- **Data for processing**:

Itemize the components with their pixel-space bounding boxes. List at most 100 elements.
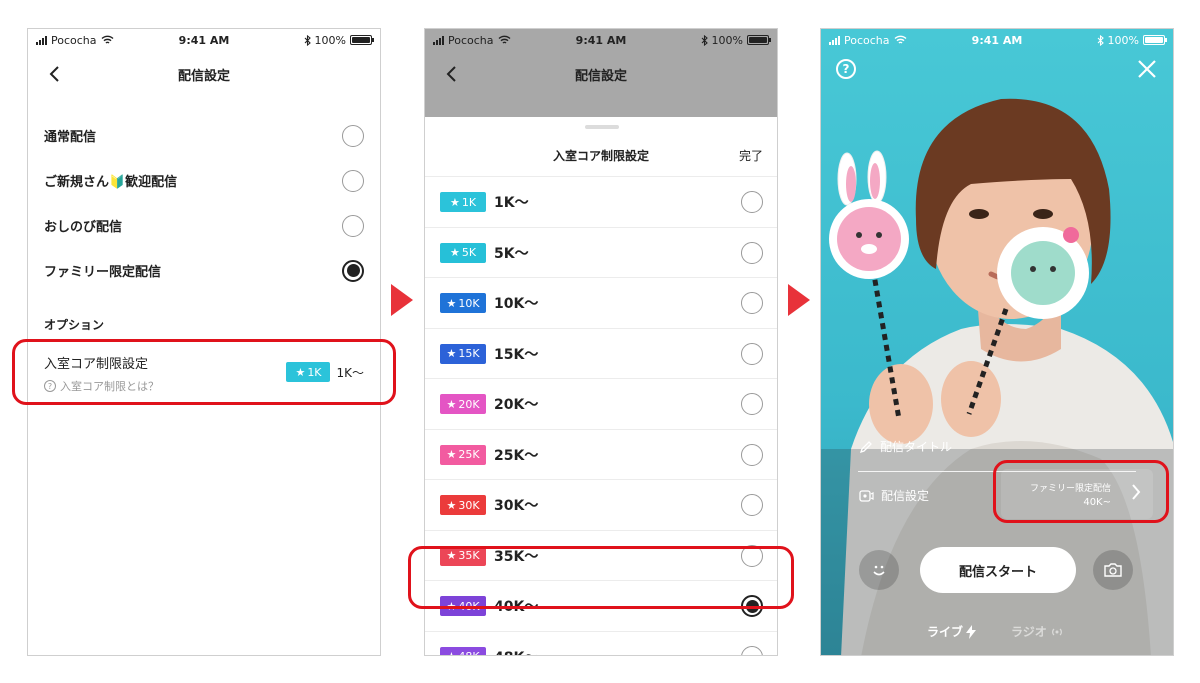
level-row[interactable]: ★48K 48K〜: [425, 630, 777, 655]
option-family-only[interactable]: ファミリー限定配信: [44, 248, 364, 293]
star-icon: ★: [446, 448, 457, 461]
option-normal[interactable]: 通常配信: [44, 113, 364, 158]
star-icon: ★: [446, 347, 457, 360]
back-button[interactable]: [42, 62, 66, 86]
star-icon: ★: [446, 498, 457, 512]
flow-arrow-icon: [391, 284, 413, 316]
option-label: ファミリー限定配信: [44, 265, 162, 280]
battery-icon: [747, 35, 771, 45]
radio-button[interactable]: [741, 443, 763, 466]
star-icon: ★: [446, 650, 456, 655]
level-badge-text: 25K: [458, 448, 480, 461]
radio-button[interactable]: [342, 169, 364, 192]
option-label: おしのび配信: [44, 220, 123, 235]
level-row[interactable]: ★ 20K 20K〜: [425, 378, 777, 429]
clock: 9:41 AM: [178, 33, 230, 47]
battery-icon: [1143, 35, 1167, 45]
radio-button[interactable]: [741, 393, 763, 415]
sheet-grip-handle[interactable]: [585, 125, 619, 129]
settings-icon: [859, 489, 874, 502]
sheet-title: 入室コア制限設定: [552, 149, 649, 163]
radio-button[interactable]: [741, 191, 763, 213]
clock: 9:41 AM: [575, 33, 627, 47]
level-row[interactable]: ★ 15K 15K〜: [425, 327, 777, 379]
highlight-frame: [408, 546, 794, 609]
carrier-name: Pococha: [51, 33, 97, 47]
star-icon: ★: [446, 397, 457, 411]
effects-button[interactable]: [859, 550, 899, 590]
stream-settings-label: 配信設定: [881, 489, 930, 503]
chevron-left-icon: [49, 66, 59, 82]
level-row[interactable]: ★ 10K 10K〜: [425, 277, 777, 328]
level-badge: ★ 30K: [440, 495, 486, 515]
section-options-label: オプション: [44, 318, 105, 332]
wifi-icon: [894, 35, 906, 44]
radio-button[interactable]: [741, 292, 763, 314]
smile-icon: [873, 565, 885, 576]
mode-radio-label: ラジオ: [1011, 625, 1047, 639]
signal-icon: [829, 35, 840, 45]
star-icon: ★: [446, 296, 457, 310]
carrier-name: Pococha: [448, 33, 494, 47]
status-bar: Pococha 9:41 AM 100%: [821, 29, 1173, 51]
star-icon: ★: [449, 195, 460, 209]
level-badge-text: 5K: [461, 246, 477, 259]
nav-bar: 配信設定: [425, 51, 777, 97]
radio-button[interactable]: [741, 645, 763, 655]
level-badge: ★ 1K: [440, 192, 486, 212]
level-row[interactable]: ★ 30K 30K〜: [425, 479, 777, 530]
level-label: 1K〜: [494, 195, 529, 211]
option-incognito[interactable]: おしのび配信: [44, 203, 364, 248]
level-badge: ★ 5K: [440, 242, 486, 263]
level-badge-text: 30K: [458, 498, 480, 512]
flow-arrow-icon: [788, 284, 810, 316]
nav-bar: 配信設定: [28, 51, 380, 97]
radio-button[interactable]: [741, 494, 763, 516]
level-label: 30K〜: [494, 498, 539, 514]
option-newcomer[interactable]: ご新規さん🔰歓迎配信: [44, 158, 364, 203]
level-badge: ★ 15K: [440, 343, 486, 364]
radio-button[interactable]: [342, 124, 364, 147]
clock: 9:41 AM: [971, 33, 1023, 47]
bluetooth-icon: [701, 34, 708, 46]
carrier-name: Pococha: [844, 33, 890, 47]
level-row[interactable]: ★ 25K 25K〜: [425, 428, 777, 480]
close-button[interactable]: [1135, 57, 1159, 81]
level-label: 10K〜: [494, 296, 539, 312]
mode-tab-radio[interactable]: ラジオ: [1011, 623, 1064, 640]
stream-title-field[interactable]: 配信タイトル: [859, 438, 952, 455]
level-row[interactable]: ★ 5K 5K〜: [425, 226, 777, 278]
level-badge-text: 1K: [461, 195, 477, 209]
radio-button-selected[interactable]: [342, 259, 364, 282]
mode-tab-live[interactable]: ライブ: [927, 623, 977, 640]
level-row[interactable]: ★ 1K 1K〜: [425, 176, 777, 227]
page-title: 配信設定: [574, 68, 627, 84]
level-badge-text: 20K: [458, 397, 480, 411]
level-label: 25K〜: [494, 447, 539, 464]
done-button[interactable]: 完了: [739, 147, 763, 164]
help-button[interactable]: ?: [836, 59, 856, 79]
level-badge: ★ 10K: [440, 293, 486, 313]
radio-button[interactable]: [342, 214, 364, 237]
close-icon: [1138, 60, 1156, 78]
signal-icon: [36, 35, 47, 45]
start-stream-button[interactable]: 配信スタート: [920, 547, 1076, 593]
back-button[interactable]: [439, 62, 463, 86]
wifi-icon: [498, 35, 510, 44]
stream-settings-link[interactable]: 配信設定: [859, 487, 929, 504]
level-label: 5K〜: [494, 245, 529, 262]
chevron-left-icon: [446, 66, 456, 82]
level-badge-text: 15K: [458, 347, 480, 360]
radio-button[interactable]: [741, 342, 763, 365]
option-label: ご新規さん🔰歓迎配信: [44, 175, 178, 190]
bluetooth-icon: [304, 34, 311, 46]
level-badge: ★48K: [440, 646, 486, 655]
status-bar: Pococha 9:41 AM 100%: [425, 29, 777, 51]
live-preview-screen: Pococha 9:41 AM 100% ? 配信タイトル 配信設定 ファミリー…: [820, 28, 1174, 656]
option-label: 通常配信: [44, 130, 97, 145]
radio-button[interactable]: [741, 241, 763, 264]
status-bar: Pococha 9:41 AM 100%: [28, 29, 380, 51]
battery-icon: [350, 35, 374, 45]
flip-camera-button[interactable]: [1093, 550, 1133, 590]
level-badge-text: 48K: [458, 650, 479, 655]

- **Job**:
Copy verbatim everything from the line containing "level-row[interactable]: ★48K 48K〜: [425, 630, 777, 655]" down to the line containing "clock: 9:41 AM: [178, 33, 230, 47]", including both of those lines.

- **In response**:
level-row[interactable]: ★48K 48K〜: [425, 630, 777, 655]
option-family-only[interactable]: ファミリー限定配信: [44, 248, 364, 293]
star-icon: ★: [446, 448, 457, 461]
option-normal[interactable]: 通常配信: [44, 113, 364, 158]
star-icon: ★: [446, 347, 457, 360]
back-button[interactable]: [42, 62, 66, 86]
star-icon: ★: [446, 498, 457, 512]
flow-arrow-icon: [391, 284, 413, 316]
option-label: ファミリー限定配信: [44, 265, 162, 280]
battery-icon: [747, 35, 771, 45]
radio-button[interactable]: [741, 443, 763, 466]
star-icon: ★: [446, 650, 456, 655]
level-badge-text: 25K: [458, 448, 480, 461]
radio-button[interactable]: [342, 169, 364, 192]
option-label: おしのび配信: [44, 220, 123, 235]
level-row[interactable]: ★ 20K 20K〜: [425, 378, 777, 429]
clock: 9:41 AM: [178, 33, 230, 47]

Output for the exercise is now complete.